Records from a collection
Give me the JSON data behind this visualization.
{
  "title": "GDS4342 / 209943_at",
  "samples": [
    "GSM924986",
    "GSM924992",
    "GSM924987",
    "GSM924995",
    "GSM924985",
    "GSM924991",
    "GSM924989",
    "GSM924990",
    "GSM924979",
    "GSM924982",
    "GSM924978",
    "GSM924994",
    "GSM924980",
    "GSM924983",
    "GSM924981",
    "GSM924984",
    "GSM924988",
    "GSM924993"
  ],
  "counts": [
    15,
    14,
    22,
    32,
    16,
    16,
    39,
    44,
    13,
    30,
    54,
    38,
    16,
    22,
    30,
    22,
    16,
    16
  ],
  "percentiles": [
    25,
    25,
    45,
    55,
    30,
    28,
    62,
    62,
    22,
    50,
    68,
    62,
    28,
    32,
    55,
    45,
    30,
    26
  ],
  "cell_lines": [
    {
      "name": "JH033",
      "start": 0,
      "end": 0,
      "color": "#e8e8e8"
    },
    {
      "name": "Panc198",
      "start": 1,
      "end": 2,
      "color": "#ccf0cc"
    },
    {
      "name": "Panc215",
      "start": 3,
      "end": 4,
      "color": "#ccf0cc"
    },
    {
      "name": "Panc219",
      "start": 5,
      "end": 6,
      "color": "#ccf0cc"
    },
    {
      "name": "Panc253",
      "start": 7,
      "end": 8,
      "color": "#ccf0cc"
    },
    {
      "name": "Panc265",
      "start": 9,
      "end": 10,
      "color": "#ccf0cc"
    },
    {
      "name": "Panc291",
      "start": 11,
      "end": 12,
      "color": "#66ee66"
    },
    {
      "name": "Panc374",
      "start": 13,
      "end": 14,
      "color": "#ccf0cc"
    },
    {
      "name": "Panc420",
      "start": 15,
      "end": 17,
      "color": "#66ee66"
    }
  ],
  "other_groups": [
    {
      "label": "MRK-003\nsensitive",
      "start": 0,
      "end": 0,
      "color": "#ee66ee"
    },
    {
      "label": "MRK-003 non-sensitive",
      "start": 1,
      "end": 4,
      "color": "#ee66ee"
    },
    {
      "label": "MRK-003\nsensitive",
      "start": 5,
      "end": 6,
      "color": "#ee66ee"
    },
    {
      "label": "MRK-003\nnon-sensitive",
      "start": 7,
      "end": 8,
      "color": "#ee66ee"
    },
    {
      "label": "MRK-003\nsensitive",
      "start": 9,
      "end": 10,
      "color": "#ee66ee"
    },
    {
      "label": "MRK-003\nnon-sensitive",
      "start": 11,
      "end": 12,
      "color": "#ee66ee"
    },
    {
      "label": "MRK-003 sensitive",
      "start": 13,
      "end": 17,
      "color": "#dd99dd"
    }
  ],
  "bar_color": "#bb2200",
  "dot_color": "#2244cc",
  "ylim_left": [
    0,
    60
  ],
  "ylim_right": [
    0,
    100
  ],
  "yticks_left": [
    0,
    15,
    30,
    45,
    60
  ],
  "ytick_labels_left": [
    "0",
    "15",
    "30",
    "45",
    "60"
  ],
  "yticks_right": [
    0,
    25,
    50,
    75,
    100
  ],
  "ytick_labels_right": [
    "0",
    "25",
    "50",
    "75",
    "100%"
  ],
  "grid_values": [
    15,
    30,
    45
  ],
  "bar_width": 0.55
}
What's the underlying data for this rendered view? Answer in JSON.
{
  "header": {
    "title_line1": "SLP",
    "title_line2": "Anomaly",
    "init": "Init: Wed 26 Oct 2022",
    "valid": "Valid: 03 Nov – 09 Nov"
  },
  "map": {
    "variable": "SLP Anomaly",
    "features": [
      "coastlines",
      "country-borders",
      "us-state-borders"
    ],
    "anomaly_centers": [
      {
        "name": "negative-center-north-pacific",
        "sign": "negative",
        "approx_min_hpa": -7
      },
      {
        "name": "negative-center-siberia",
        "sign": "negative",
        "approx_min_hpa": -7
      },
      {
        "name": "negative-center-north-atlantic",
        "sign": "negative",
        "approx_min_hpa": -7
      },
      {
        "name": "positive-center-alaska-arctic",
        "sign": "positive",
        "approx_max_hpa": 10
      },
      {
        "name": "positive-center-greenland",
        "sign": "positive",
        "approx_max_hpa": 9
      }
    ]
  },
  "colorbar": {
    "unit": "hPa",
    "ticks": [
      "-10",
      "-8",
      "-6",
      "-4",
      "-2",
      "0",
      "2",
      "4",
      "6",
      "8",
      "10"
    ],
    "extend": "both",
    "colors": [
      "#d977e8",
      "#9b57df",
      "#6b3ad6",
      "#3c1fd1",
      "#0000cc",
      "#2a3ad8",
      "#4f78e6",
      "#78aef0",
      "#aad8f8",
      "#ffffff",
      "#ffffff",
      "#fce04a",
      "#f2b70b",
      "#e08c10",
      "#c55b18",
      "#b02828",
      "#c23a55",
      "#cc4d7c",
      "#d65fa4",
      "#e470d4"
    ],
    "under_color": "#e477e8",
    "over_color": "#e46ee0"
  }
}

| Given task |
Determine how many lines of this listing contain "positive", and give only the number.

| Solved problem |
4